**** AVAILABLE RECORDS
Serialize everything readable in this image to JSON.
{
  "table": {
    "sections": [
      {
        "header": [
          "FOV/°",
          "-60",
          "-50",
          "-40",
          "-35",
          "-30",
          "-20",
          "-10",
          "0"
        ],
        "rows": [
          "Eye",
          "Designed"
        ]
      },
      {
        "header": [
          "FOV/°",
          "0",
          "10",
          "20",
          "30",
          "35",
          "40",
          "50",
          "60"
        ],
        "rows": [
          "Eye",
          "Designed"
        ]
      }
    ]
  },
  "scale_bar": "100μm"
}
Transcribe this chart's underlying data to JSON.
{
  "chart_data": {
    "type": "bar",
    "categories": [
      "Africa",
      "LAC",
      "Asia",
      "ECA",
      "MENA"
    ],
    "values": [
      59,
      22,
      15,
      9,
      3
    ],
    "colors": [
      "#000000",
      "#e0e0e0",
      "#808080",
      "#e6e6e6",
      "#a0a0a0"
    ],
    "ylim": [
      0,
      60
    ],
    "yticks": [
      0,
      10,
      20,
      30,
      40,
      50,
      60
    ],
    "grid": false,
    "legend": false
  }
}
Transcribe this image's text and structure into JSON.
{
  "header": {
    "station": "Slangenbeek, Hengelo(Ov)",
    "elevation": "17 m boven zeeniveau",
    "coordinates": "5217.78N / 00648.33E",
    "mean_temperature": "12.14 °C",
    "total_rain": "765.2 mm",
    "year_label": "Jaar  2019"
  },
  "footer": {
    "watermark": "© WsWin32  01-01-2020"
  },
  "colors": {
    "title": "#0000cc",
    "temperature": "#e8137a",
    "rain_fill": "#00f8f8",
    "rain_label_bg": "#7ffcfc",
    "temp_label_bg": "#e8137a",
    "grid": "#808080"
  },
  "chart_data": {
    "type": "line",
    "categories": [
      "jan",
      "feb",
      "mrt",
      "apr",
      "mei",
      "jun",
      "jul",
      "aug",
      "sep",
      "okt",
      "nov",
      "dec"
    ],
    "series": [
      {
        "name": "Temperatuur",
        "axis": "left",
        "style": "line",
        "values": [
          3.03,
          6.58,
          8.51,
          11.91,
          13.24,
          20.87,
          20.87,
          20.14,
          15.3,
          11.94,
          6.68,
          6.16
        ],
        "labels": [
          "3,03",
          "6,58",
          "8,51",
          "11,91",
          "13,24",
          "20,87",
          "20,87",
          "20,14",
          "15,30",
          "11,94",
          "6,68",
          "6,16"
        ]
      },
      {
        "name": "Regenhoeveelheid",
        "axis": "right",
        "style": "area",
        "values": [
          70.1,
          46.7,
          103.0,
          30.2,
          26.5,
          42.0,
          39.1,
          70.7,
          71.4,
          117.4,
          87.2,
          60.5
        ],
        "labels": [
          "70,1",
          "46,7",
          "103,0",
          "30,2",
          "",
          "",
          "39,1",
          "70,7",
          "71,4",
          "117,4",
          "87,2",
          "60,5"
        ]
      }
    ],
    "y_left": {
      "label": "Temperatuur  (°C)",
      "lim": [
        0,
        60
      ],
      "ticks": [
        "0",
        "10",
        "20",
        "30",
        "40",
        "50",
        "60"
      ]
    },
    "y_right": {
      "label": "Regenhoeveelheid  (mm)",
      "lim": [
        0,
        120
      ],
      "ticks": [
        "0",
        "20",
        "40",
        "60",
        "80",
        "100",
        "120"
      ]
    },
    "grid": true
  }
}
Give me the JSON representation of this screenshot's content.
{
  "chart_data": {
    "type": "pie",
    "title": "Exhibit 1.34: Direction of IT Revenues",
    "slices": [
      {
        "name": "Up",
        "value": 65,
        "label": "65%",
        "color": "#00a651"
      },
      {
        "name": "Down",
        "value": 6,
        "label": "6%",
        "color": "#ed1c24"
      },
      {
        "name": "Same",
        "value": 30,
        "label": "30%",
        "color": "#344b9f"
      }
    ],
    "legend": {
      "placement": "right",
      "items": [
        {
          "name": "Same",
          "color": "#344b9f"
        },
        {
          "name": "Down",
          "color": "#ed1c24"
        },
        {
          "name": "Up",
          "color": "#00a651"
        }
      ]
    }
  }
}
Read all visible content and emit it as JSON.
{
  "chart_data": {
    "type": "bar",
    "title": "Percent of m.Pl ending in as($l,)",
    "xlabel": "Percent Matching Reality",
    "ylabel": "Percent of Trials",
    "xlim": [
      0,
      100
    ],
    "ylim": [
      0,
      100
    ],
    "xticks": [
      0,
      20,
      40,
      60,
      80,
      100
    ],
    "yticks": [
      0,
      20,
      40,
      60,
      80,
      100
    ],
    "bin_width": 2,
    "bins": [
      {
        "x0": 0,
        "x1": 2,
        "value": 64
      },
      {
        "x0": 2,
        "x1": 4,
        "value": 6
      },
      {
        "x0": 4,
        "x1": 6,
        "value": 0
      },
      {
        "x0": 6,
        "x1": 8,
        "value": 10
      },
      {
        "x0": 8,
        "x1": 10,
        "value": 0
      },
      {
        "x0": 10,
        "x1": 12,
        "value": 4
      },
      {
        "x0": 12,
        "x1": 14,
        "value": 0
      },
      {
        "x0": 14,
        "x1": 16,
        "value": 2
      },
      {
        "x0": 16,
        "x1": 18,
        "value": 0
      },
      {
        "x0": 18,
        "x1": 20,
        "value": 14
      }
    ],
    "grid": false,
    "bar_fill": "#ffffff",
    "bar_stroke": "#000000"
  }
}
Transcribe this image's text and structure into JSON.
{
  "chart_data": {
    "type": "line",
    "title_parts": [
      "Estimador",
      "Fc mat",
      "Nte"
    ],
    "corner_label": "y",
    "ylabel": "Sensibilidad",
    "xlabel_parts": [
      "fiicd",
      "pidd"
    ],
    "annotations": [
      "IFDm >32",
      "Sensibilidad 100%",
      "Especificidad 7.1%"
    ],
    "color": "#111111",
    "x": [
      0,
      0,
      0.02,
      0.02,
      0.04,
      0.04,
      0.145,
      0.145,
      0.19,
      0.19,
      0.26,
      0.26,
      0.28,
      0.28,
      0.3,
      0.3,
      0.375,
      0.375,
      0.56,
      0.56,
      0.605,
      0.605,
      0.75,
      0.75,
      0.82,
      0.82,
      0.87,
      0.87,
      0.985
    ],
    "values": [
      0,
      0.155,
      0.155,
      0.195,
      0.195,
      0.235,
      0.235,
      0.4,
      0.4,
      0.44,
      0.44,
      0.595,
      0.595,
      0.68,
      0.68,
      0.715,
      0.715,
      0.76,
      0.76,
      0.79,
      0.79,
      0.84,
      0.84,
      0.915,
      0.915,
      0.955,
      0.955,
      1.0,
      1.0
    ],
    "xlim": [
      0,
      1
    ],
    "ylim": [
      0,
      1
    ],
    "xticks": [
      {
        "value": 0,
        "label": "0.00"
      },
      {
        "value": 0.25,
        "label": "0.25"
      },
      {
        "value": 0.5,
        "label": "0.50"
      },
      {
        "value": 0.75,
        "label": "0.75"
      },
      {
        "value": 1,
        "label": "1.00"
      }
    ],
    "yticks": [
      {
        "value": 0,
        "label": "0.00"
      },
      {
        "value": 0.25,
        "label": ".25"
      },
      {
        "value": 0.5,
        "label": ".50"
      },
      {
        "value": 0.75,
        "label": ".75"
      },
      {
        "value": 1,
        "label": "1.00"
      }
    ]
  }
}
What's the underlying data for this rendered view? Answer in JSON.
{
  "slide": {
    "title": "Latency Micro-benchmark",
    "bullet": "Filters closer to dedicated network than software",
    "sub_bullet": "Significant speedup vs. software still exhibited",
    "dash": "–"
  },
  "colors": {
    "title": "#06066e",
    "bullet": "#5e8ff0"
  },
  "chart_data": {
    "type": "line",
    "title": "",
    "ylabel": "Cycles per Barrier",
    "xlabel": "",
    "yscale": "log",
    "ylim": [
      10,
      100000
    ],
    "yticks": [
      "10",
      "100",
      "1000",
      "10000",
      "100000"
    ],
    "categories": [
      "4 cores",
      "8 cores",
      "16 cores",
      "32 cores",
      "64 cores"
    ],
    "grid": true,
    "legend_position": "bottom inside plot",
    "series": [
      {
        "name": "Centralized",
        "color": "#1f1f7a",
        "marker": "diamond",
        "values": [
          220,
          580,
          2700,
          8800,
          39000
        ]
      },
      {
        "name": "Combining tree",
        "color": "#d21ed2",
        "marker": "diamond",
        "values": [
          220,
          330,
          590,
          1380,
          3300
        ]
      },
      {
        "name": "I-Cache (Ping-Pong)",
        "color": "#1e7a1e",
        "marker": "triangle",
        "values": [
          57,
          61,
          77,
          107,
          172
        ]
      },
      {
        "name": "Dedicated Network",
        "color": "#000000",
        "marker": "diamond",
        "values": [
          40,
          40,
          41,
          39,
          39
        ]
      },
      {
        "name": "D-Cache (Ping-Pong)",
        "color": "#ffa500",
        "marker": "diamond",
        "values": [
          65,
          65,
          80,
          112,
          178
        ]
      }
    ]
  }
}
********
TASK: Determine the number of lines in the entries above where the string "Regenhoeveelheid" appears. Answer with the number alone.

WRITTEN RESPONSE: 2